* _GIVEN INSTRUCTION_: Search the material and gather each line with "царскому" in it.

* _Extracted data entries_:
· · · · ·

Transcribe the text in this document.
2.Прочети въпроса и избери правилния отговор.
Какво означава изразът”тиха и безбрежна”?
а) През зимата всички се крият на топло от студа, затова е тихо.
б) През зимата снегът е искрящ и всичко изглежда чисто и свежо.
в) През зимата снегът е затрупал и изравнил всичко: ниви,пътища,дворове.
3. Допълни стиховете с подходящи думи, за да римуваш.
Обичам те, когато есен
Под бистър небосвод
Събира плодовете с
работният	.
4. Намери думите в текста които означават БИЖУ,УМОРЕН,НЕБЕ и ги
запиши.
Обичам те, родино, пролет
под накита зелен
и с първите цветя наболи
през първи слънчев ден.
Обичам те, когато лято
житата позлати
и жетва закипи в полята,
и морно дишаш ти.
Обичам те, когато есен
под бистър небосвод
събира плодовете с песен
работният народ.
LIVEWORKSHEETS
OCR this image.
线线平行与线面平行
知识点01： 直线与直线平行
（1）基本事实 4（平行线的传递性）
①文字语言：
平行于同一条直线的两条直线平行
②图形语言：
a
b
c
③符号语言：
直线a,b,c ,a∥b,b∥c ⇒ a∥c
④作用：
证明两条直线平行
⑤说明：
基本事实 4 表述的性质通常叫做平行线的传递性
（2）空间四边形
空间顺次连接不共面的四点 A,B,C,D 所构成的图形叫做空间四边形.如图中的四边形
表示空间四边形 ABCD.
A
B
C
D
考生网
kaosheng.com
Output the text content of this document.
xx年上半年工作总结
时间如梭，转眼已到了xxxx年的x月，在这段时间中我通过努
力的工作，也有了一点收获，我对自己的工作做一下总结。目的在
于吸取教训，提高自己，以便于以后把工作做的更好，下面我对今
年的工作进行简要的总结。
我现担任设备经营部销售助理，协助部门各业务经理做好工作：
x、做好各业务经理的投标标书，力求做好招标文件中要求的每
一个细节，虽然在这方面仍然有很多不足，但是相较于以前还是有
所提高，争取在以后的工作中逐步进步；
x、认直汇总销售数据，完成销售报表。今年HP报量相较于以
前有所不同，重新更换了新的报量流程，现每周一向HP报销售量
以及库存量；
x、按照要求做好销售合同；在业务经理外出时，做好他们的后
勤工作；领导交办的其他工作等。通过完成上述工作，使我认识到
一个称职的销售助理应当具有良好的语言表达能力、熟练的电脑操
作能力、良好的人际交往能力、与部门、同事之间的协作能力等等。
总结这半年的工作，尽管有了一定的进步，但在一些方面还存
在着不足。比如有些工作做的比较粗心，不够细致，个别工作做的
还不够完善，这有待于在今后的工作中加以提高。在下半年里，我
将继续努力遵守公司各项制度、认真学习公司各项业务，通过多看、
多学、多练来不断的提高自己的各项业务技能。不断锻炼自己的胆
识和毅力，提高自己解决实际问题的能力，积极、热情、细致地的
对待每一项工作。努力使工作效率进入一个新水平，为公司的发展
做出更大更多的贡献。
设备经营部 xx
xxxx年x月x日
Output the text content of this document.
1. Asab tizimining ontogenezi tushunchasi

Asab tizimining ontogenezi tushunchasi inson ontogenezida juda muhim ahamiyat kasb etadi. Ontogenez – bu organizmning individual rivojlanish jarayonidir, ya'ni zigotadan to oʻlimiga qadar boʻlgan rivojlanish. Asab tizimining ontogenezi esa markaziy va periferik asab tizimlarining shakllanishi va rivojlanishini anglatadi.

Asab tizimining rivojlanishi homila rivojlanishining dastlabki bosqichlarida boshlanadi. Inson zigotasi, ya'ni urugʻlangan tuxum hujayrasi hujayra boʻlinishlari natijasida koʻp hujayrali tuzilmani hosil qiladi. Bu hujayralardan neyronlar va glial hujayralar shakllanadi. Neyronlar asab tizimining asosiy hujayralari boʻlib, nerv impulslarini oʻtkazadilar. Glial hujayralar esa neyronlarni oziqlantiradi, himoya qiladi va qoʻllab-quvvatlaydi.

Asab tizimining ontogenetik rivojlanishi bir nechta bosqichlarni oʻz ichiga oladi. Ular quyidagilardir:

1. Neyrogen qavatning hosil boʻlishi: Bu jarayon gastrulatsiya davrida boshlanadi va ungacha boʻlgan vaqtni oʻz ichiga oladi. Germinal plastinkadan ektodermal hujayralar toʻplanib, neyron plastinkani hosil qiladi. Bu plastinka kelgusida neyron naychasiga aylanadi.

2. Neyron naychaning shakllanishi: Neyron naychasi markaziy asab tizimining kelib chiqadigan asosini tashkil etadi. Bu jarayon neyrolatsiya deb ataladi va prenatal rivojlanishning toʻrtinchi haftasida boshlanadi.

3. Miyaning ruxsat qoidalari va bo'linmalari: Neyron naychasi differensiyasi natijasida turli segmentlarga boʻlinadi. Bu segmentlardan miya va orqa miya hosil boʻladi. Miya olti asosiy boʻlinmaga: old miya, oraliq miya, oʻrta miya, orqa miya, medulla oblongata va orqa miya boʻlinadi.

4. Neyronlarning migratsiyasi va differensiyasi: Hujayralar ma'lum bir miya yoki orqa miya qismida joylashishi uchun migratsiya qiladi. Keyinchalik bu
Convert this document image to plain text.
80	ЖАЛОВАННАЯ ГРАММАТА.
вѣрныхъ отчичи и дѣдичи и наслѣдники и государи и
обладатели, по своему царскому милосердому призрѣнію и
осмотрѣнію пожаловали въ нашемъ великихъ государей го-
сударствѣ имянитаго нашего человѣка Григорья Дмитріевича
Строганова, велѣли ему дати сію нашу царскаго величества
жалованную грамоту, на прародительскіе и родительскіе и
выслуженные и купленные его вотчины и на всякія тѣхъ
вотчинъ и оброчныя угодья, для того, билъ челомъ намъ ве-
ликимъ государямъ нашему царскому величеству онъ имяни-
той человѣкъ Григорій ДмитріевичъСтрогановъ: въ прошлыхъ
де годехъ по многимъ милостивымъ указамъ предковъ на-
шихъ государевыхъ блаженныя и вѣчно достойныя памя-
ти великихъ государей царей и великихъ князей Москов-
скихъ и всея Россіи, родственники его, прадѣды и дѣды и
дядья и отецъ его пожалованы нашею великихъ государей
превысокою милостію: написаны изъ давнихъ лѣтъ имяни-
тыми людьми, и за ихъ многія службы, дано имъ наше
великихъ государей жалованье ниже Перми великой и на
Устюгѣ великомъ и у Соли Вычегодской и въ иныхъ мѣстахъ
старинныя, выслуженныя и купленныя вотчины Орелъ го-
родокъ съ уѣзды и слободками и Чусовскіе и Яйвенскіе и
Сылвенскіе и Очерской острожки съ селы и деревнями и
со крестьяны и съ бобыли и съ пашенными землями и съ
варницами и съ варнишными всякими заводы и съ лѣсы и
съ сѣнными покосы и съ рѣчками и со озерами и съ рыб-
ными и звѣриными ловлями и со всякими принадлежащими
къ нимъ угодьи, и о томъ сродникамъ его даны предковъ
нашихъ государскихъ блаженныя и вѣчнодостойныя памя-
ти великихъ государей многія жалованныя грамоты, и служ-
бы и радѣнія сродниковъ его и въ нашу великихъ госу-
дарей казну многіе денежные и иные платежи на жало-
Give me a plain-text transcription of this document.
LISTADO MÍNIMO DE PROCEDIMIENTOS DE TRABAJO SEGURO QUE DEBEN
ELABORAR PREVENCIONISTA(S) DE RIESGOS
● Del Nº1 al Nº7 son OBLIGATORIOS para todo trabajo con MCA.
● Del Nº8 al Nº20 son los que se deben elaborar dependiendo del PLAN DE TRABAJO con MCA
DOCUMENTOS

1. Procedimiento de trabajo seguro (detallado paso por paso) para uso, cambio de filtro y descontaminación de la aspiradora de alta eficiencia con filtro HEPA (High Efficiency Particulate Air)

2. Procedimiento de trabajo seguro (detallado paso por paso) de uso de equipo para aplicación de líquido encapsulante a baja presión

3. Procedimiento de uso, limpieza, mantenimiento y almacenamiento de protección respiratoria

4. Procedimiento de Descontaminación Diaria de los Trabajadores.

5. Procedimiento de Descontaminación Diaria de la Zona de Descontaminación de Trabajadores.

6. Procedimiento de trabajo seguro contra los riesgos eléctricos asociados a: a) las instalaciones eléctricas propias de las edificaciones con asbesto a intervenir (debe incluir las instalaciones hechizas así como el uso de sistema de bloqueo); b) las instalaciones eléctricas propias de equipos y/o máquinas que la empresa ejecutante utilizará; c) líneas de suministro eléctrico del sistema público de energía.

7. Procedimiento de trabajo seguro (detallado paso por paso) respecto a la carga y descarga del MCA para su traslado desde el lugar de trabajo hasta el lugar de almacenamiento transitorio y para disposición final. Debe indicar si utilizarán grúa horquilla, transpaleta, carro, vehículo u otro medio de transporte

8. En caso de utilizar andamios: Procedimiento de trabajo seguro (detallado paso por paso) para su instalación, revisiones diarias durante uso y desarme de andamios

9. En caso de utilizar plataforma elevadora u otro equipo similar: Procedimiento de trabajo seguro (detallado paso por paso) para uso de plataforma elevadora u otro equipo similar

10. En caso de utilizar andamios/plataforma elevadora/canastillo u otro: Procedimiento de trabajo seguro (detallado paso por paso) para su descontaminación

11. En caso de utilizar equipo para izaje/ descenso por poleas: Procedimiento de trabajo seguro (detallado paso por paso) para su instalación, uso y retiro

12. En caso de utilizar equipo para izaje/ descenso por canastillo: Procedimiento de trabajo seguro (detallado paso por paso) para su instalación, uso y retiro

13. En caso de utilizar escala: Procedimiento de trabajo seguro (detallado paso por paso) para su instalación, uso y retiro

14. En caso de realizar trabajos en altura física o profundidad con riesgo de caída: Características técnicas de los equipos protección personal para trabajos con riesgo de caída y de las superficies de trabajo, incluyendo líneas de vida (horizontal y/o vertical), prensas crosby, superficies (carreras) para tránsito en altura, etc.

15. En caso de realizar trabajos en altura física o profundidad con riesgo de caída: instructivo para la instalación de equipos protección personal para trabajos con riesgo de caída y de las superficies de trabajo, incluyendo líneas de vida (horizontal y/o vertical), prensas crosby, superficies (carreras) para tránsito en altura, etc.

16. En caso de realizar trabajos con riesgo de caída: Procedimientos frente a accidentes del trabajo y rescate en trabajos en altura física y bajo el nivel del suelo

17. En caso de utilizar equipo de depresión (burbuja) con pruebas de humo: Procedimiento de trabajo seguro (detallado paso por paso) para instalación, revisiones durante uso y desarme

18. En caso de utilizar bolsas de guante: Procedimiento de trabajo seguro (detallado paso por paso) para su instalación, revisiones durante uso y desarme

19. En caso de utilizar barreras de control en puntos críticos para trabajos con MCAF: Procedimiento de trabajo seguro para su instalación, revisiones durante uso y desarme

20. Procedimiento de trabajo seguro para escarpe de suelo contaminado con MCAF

· · · · ·

* _WORKED SOLUTION_:
обладатели, по своему царскому милосердому призрѣнію и
ликимъ государямъ нашему царскому величеству онъ имяни-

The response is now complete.